OBJECTIVE
Extract every entry word for word. Skip the pictures.

DATA SUPPLIED
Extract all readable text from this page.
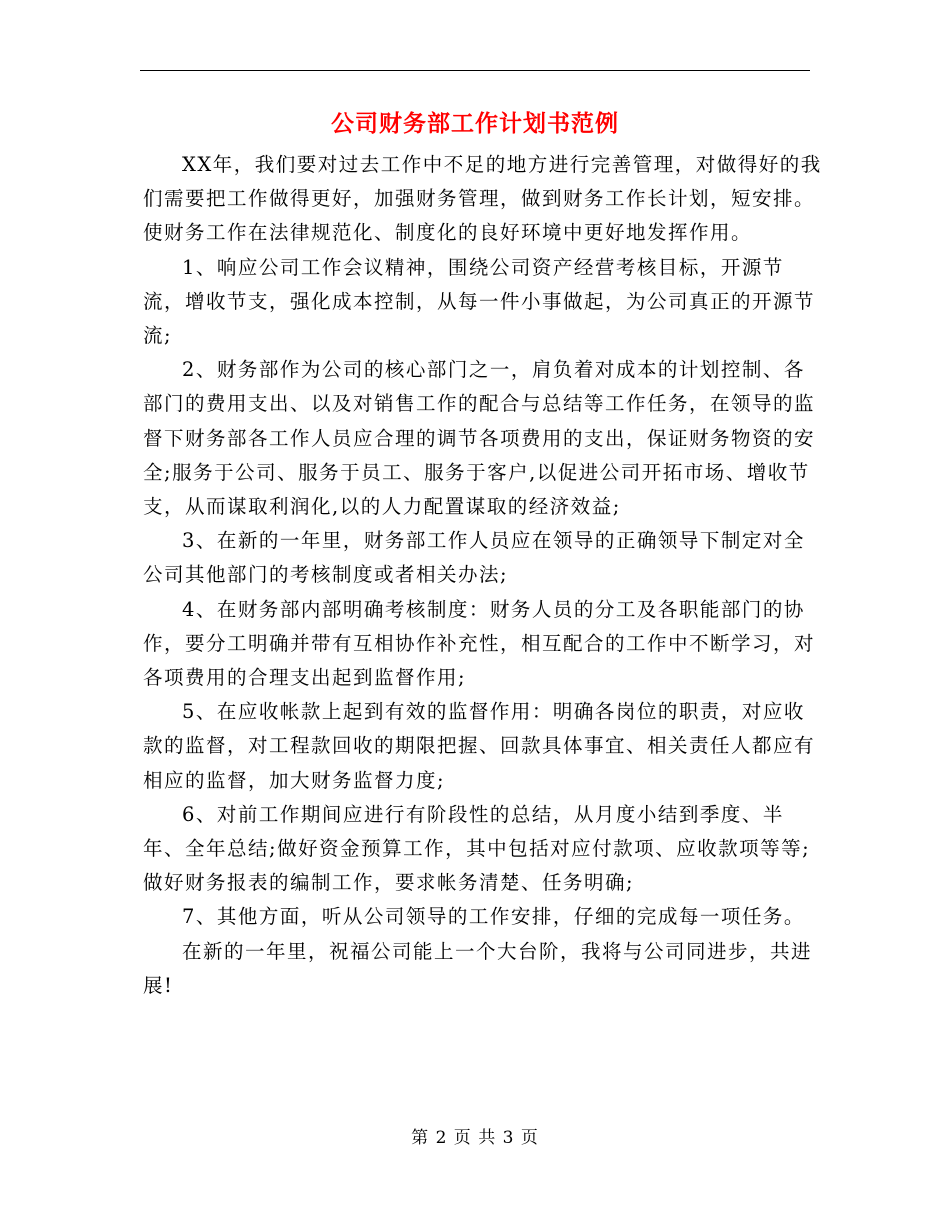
公司财务部工作计划书范例

XX年，我们要对过去工作中不足的地方进行完善管理，对做得好的我们需要把工作做得更好，加强财务管理，做到财务工作长计划，短安排。使财务工作在法律规范化、制度化的良好环境中更好地发挥作用。

1、响应公司工作会议精神，围绕公司资产经营考核目标，开源节流，增收节支，强化成本控制，从每一件小事做起，为公司真正的开源节流;

2、财务部作为公司的核心部门之一，肩负着对成本的计划控制、各部门的费用支出、以及对销售工作的配合与总结等工作任务，在领导的监督下财务部各工作人员应合理的调节各项费用的支出，保证财务物资的安全;服务于公司、服务于员工、服务于客户,以促进公司开拓市场、增收节支，从而谋取利润化,以的人力配置谋取的经济效益;

3、在新的一年里，财务部工作人员应在领导的正确领导下制定对全公司其他部门的考核制度或者相关办法;

4、在财务部内部明确考核制度：财务人员的分工及各职能部门的协作，要分工明确并带有互相协作补充性，相互配合的工作中不断学习，对各项费用的合理支出起到监督作用;

5、在应收帐款上起到有效的监督作用：明确各岗位的职责，对应收款的监督，对工程款回收的期限把握、回款具体事宜、相关责任人都应有相应的监督，加大财务监督力度;

6、对前工作期间应进行有阶段性的总结，从月度小结到季度、半年、全年总结;做好资金预算工作，其中包括对应付款项、应收款项等等;做好财务报表的编制工作，要求帐务清楚、任务明确;

7、其他方面，听从公司领导的工作安排，仔细的完成每一项任务。

在新的一年里，祝福公司能上一个大台阶，我将与公司同进步，共进展!

第 2 页 共 3 页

ANSWER TO THE TASK
Extract all readable text from this page.
公司财务部工作计划书范例

XX年，我们要对过去工作中不足的地方进行完善管理，对做得好的我们需要把工作做得更好，加强财务管理，做到财务工作长计划，短安排。使财务工作在法律规范化、制度化的良好环境中更好地发挥作用。

1、响应公司工作会议精神，围绕公司资产经营考核目标，开源节流，增收节支，强化成本控制，从每一件小事做起，为公司真正的开源节流;

2、财务部作为公司的核心部门之一，肩负着对成本的计划控制、各部门的费用支出、以及对销售工作的配合与总结等工作任务，在领导的监督下财务部各工作人员应合理的调节各项费用的支出，保证财务物资的安全;服务于公司、服务于员工、服务于客户,以促进公司开拓市场、增收节支，从而谋取利润化,以的人力配置谋取的经济效益;

3、在新的一年里，财务部工作人员应在领导的正确领导下制定对全公司其他部门的考核制度或者相关办法;

4、在财务部内部明确考核制度：财务人员的分工及各职能部门的协作，要分工明确并带有互相协作补充性，相互配合的工作中不断学习，对各项费用的合理支出起到监督作用;

5、在应收帐款上起到有效的监督作用：明确各岗位的职责，对应收款的监督，对工程款回收的期限把握、回款具体事宜、相关责任人都应有相应的监督，加大财务监督力度;

6、对前工作期间应进行有阶段性的总结，从月度小结到季度、半年、全年总结;做好资金预算工作，其中包括对应付款项、应收款项等等;做好财务报表的编制工作，要求帐务清楚、任务明确;

7、其他方面，听从公司领导的工作安排，仔细的完成每一项任务。

在新的一年里，祝福公司能上一个大台阶，我将与公司同进步，共进展!

第 2 页 共 3 页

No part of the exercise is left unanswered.